[Dataset excerpt]

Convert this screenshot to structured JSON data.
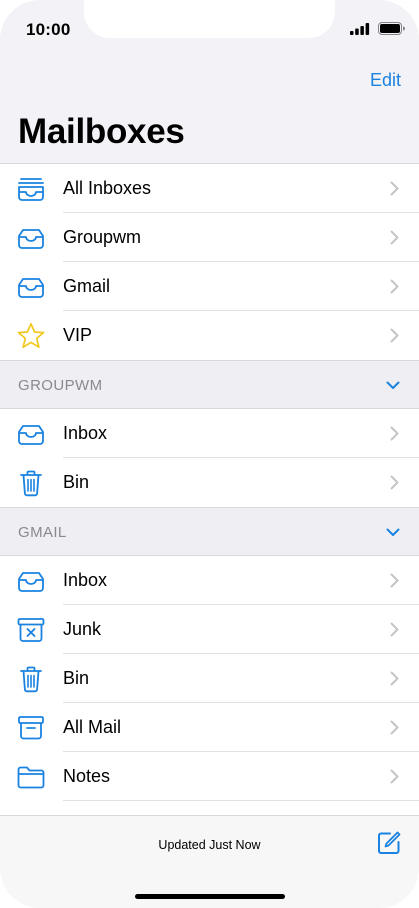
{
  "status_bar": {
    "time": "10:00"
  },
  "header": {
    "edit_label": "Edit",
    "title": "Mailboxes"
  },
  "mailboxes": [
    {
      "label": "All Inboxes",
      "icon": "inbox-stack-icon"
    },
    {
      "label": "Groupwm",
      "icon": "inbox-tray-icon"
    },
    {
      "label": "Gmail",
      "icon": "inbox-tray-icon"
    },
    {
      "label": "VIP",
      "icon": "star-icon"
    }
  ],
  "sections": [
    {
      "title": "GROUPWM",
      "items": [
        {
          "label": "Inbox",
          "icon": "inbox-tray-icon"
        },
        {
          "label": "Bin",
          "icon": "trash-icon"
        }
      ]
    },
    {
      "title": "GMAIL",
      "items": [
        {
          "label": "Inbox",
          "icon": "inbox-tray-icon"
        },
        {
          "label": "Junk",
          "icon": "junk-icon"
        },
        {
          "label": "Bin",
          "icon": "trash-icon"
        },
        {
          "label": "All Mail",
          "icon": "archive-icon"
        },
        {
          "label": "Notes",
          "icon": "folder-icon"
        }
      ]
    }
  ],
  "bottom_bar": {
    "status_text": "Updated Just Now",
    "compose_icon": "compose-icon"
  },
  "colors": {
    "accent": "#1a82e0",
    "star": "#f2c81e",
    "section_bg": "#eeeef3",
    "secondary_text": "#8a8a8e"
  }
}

...

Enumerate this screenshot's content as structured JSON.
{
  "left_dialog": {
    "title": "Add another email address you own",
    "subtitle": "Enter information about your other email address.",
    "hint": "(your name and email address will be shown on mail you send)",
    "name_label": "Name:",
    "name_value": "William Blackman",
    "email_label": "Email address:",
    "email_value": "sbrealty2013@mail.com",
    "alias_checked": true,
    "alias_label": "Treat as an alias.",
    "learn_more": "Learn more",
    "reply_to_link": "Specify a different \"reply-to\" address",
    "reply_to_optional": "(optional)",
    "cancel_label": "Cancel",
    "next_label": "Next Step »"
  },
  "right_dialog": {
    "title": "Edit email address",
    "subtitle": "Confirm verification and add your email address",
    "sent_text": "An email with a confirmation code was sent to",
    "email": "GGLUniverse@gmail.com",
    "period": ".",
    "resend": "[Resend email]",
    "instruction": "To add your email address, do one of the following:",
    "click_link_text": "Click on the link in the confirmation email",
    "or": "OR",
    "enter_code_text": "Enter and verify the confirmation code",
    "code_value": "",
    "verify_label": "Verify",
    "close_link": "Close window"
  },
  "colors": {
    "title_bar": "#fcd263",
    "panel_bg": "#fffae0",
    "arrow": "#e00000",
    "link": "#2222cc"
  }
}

■ WRITTEN TASK:
Of the lines in the data above, how many contain the word "subtitle"? Give only that figure.

■ RESULT OF THIS TASK:
2